Data records:
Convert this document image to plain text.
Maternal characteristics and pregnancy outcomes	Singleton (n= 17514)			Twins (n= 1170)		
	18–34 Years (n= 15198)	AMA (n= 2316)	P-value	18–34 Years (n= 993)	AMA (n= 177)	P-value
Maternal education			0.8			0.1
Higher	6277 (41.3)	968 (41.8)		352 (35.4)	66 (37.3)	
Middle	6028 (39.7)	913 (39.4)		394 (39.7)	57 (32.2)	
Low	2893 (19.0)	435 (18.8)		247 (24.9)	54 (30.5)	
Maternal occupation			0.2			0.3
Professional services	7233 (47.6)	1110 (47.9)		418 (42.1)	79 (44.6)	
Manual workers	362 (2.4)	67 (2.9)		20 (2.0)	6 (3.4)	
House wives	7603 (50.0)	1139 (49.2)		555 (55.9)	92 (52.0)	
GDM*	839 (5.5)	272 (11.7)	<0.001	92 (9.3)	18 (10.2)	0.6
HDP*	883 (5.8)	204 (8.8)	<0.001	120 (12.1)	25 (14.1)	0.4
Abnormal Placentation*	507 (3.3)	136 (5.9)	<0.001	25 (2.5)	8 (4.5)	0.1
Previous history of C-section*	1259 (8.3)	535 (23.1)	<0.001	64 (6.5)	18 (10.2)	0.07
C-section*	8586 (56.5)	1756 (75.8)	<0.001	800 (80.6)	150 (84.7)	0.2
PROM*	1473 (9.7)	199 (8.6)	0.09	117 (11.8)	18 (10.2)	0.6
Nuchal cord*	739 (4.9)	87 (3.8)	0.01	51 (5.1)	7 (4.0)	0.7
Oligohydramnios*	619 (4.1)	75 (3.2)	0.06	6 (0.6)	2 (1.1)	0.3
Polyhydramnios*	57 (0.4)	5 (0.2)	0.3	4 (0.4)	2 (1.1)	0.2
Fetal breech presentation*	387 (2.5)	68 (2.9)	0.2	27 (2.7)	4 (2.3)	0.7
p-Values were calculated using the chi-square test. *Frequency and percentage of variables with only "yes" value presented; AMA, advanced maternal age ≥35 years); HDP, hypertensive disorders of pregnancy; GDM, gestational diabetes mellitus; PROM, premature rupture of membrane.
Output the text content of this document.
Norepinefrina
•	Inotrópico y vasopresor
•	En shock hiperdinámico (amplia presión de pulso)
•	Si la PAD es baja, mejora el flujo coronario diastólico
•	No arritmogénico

▶ [Problem description]:
Copy out all of the records shown above exactly.

▶ [Written answer]:
Convert this document image to plain text.
Maternal characteristics and pregnancy outcomes	Singleton (n= 17514)			Twins (n= 1170)		
	18–34 Years (n= 15198)	AMA (n= 2316)	P-value	18–34 Years (n= 993)	AMA (n= 177)	P-value
Maternal education			0.8			0.1
Higher	6277 (41.3)	968 (41.8)		352 (35.4)	66 (37.3)	
Middle	6028 (39.7)	913 (39.4)		394 (39.7)	57 (32.2)	
Low	2893 (19.0)	435 (18.8)		247 (24.9)	54 (30.5)	
Maternal occupation			0.2			0.3
Professional services	7233 (47.6)	1110 (47.9)		418 (42.1)	79 (44.6)	
Manual workers	362 (2.4)	67 (2.9)		20 (2.0)	6 (3.4)	
House wives	7603 (50.0)	1139 (49.2)		555 (55.9)	92 (52.0)	
GDM*	839 (5.5)	272 (11.7)	<0.001	92 (9.3)	18 (10.2)	0.6
HDP*	883 (5.8)	204 (8.8)	<0.001	120 (12.1)	25 (14.1)	0.4
Abnormal Placentation*	507 (3.3)	136 (5.9)	<0.001	25 (2.5)	8 (4.5)	0.1
Previous history of C-section*	1259 (8.3)	535 (23.1)	<0.001	64 (6.5)	18 (10.2)	0.07
C-section*	8586 (56.5)	1756 (75.8)	<0.001	800 (80.6)	150 (84.7)	0.2
PROM*	1473 (9.7)	199 (8.6)	0.09	117 (11.8)	18 (10.2)	0.6
Nuchal cord*	739 (4.9)	87 (3.8)	0.01	51 (5.1)	7 (4.0)	0.7
Oligohydramnios*	619 (4.1)	75 (3.2)	0.06	6 (0.6)	2 (1.1)	0.3
Polyhydramnios*	57 (0.4)	5 (0.2)	0.3	4 (0.4)	2 (1.1)	0.2
Fetal breech presentation*	387 (2.5)	68 (2.9)	0.2	27 (2.7)	4 (2.3)	0.7
p-Values were calculated using the chi-square test. *Frequency and percentage of variables with only "yes" value presented; AMA, advanced maternal age ≥35 years); HDP, hypertensive disorders of pregnancy; GDM, gestational diabetes mellitus; PROM, premature rupture of membrane.
Output the text content of this document.
Norepinefrina
•	Inotrópico y vasopresor
•	En shock hiperdinámico (amplia presión de pulso)
•	Si la PAD es baja, mejora el flujo coronario diastólico
•	No arritmogénico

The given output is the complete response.